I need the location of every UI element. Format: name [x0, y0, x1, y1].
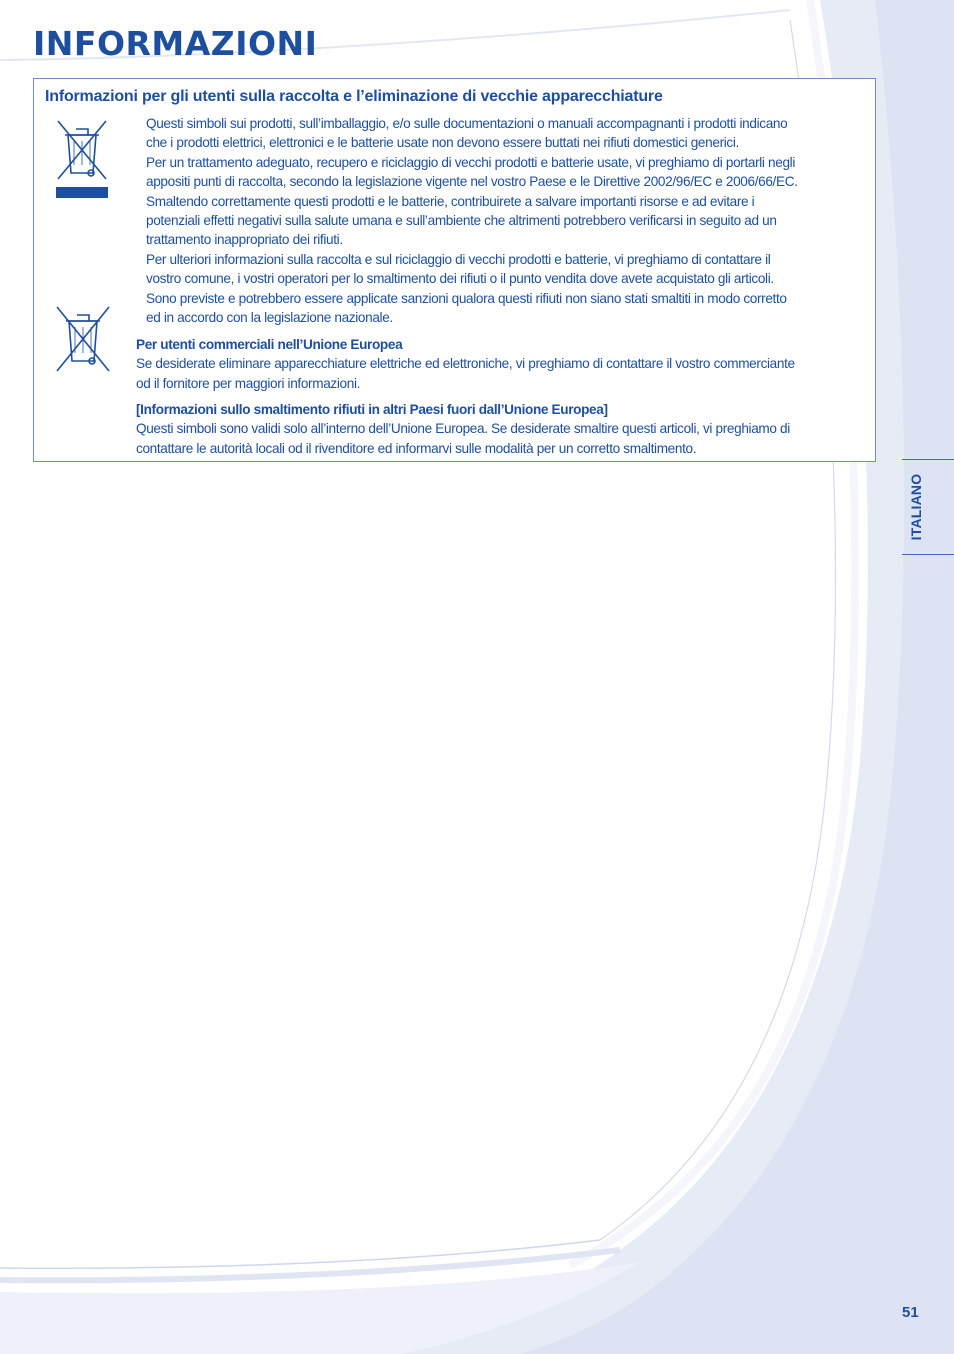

────────────────────

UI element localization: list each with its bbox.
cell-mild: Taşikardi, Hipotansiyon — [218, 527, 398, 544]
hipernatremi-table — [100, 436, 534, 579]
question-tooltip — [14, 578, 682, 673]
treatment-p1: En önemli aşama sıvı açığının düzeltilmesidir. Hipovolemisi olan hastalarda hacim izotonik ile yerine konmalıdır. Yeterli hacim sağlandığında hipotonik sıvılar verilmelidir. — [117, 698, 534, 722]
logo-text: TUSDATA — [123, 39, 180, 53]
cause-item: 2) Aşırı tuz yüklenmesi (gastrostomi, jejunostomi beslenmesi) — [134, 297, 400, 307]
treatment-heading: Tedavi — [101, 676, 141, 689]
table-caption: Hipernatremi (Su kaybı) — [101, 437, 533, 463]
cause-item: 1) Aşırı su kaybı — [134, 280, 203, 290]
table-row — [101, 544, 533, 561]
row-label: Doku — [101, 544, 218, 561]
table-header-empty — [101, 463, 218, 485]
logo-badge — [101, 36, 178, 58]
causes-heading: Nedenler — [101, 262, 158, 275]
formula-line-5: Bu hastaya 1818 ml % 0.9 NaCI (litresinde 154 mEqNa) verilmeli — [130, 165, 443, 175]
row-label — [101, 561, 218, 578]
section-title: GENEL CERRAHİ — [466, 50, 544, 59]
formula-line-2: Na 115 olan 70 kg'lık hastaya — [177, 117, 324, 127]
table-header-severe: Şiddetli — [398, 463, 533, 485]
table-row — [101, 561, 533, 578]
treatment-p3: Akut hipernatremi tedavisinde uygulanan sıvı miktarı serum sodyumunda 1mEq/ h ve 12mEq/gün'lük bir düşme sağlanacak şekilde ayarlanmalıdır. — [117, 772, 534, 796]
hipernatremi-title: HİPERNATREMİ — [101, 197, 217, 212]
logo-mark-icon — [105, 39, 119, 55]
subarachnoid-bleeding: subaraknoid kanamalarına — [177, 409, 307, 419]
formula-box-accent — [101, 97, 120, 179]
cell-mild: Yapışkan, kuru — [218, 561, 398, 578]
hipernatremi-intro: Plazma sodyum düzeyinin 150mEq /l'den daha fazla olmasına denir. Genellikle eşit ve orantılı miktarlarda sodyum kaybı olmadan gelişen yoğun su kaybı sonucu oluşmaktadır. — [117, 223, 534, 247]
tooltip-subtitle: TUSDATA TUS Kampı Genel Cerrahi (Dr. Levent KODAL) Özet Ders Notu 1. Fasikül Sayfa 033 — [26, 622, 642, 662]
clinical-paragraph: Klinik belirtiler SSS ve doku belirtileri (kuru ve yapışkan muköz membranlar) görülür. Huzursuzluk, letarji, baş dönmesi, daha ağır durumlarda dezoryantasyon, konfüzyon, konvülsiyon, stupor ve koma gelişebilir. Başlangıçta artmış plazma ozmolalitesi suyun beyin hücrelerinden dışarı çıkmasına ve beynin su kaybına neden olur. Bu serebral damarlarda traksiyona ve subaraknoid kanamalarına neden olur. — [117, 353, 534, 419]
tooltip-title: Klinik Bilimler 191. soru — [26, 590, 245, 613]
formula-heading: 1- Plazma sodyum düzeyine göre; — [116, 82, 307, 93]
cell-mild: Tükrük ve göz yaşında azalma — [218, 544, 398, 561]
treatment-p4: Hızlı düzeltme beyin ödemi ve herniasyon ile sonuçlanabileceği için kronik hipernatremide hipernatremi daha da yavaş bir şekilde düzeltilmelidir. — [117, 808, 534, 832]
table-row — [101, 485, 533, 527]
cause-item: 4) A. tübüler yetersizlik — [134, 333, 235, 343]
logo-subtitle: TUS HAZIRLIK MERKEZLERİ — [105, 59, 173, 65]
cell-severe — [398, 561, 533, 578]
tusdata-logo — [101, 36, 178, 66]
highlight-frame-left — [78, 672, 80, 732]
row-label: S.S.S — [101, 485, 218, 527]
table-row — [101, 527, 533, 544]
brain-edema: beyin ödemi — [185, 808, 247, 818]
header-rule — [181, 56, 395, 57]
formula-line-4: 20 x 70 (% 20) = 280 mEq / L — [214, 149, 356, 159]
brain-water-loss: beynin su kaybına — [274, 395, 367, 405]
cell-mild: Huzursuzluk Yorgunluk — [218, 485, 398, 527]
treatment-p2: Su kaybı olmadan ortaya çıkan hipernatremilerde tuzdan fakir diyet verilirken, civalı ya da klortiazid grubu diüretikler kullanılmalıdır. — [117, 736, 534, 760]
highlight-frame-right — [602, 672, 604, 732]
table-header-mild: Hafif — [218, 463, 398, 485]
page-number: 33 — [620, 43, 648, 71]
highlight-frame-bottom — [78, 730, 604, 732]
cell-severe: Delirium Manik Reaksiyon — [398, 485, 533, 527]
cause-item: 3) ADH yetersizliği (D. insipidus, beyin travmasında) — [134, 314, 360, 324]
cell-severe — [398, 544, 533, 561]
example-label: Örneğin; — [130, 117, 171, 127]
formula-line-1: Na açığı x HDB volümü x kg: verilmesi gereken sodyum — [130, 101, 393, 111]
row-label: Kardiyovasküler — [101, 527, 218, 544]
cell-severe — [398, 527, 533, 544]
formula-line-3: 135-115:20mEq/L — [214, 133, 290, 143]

────────────────────

Direction. Can you give the rows again, starting with the row that contains "UI element localization: list" and going on through the row that contains "logo-text: TUSDATA — [123, 39, 180, 53]", swapping "bbox" for "bounding box" and leaving everything else unchanged?

Result for this task.
UI element localization: list each with its bounding box.
cell-mild: Taşikardi, Hipotansiyon — [218, 527, 398, 544]
hipernatremi-table — [100, 436, 534, 579]
question-tooltip — [14, 578, 682, 673]
treatment-p1: En önemli aşama sıvı açığının düzeltilmesidir. Hipovolemisi olan hastalarda hacim izotonik ile yerine konmalıdır. Yeterli hacim sağlandığında hipotonik sıvılar verilmelidir. — [117, 698, 534, 722]
logo-text: TUSDATA — [123, 39, 180, 53]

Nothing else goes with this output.